**What the task asks**
From the thread about getting Flux to run on Apple Silicon, extract the passage word for word, starting at "I guess none" and ending after "sample size of 1.".

**Source**
--------------------------------------------------
Get Flux working on Apple Silicon
Should fix #1103
we would love to see Flux work on Silicon Mac
Yup waiting impatiently to try Q versions or maybe the NF4
Should fix #1103
Also should it not be possible to set it to bfloat16 too or set it as an option, if I remember right starting PyTorch 2.3.0 ist is supported on MPS. I did try it once in Invoke.
Ok apparently bfloat16 only works on M2 or newer, still would be nice to have it ;)
Should fix #1103
Also should it not be possible to set it to bfloat16 too or set it as an option, if I remember right starting PyTorch 2.3.0 ist is supported on MPS. I did try it once in Invoke.
Ok apparently bfloat16 only works on M2 or newer, still would be nice to have it ;)
Tried using bfloat16 on my M3, but got the following error:
RuntimeError: "arange_mps" not implemented for 'BFloat16'
@DenOfEquity is there anything I should do to get this approved?
I guess none of the active collaborators/maintainers can actually test what's going on with MPS. Also, some confusion in the linked issue about it working or not, or only with some models. But it doesn't/can't break anything, so if it helps at least sometimes I'm calling it progress. I'm also curious if it can't be float32 all the time - works for me, 100% identical results, sample size of 1.
--------------------------------------------------
**Recorded data**
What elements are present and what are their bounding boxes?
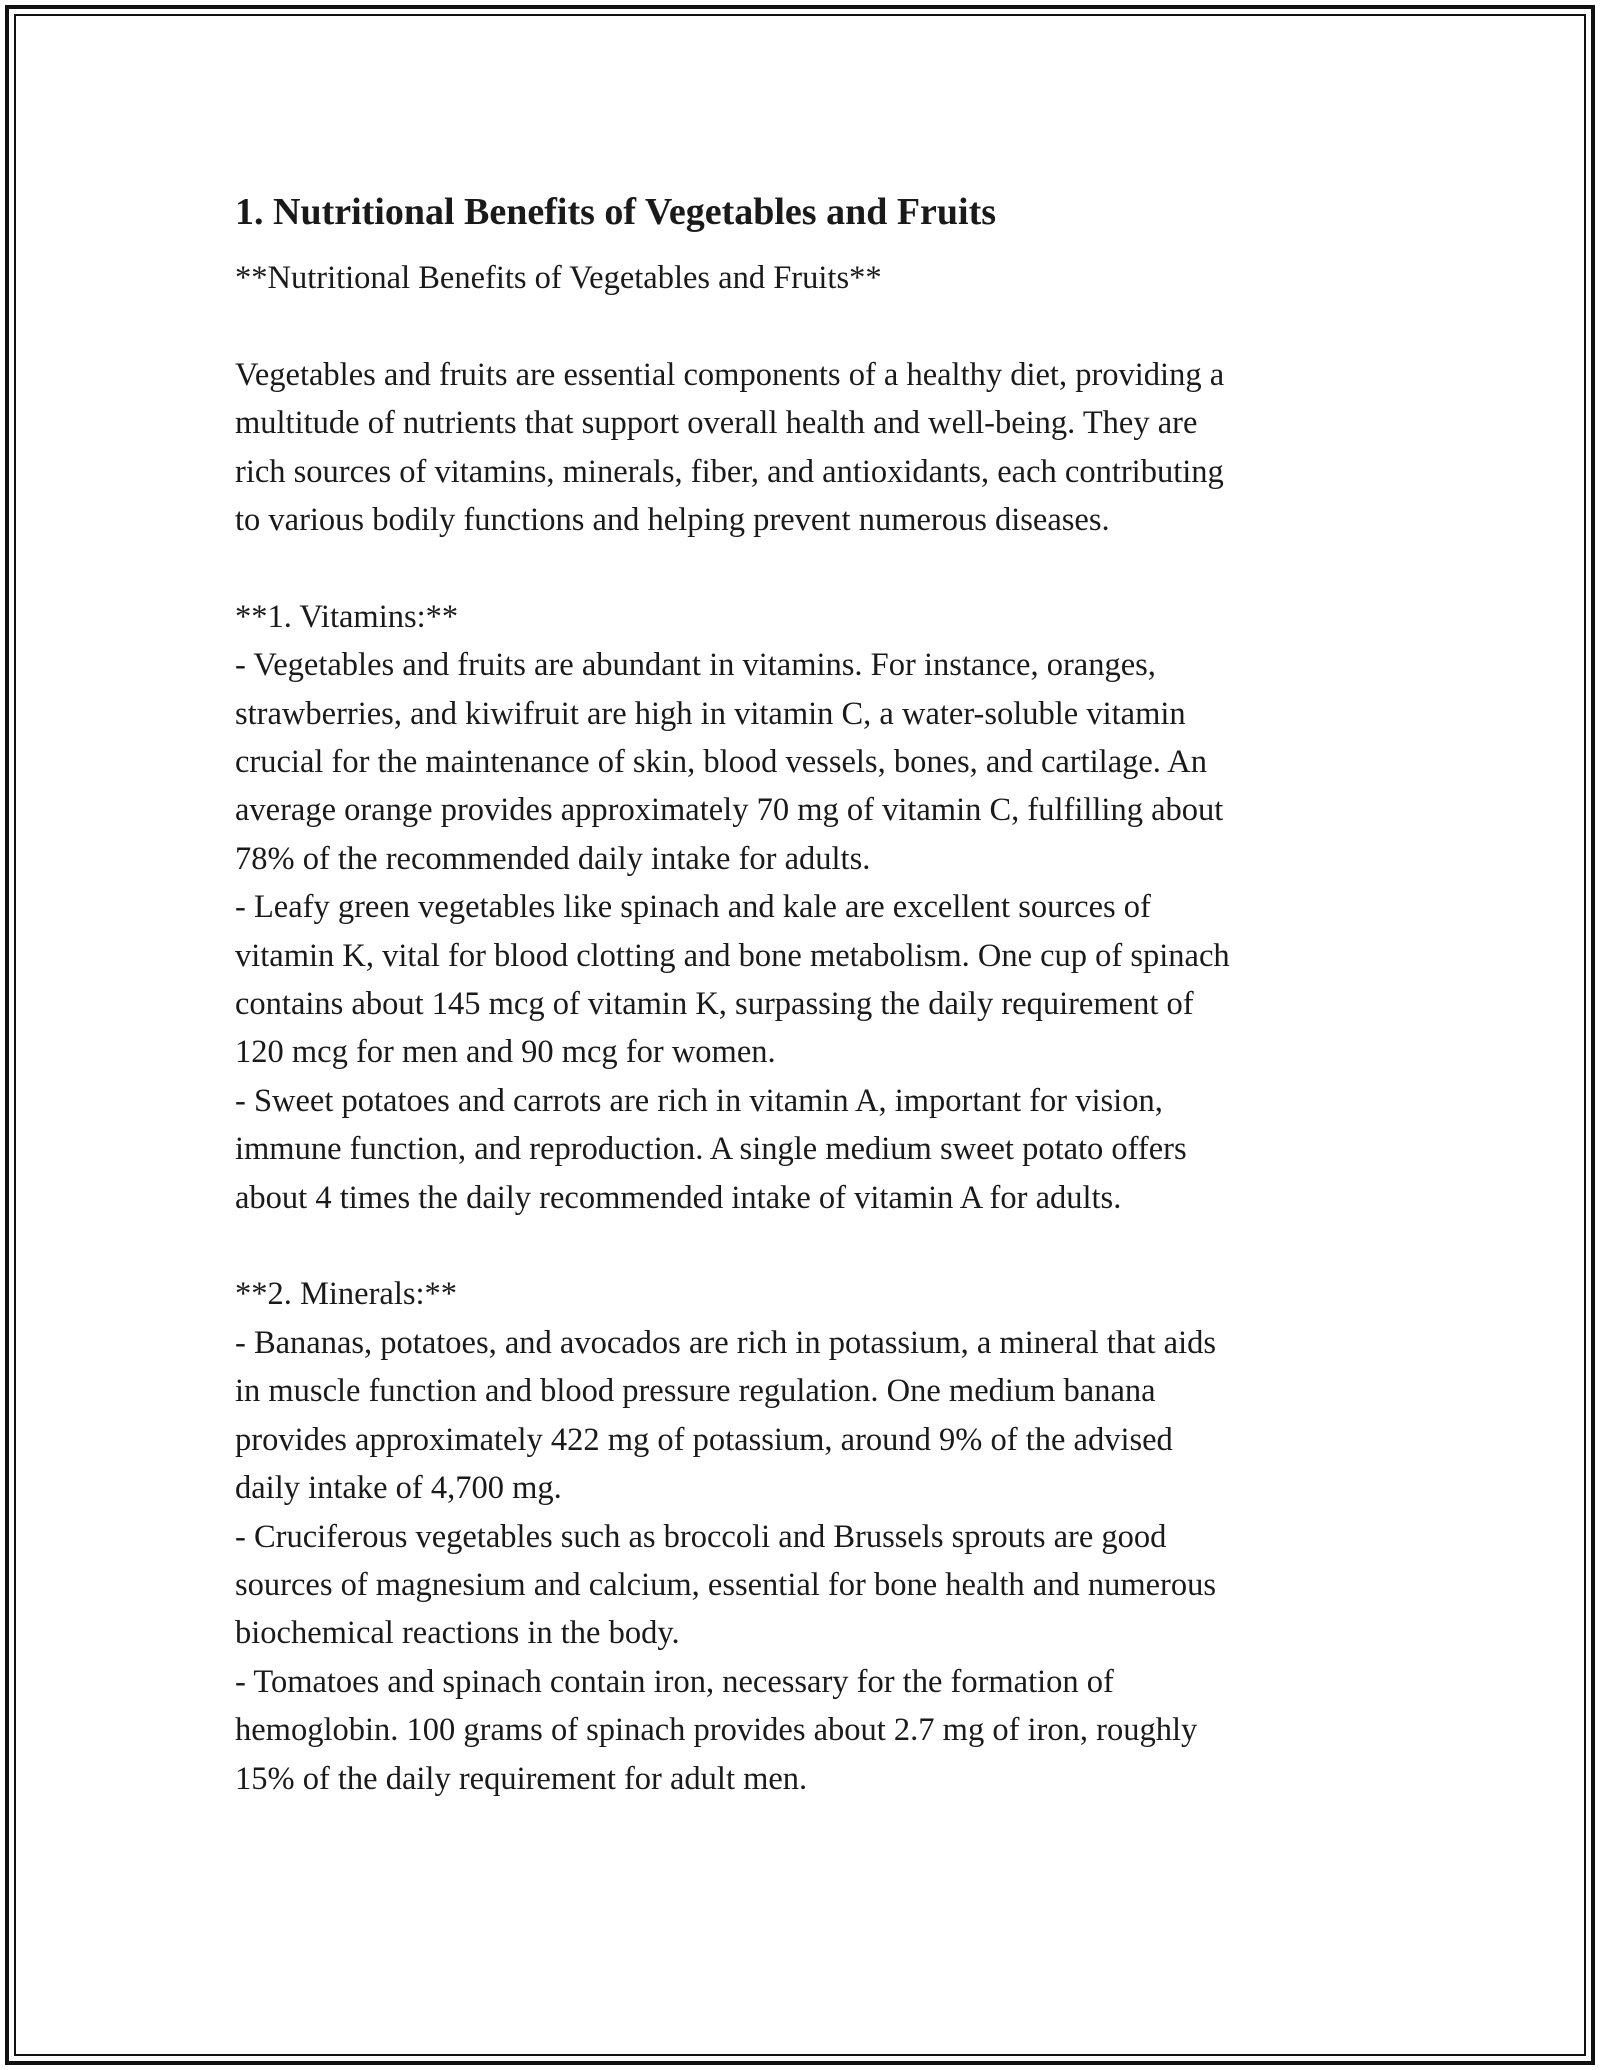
--------------------------------------------------
**Answer to this exercise**
I guess none of the active collaborators/maintainers can actually test what's going on with MPS. Also, some confusion in the linked issue about it working or not, or only with some models. But it doesn't/can't break anything, so if it helps at least sometimes I'm calling it progress. I'm also curious if it can't be float32 all the time - works for me, 100% identical results, sample size of 1.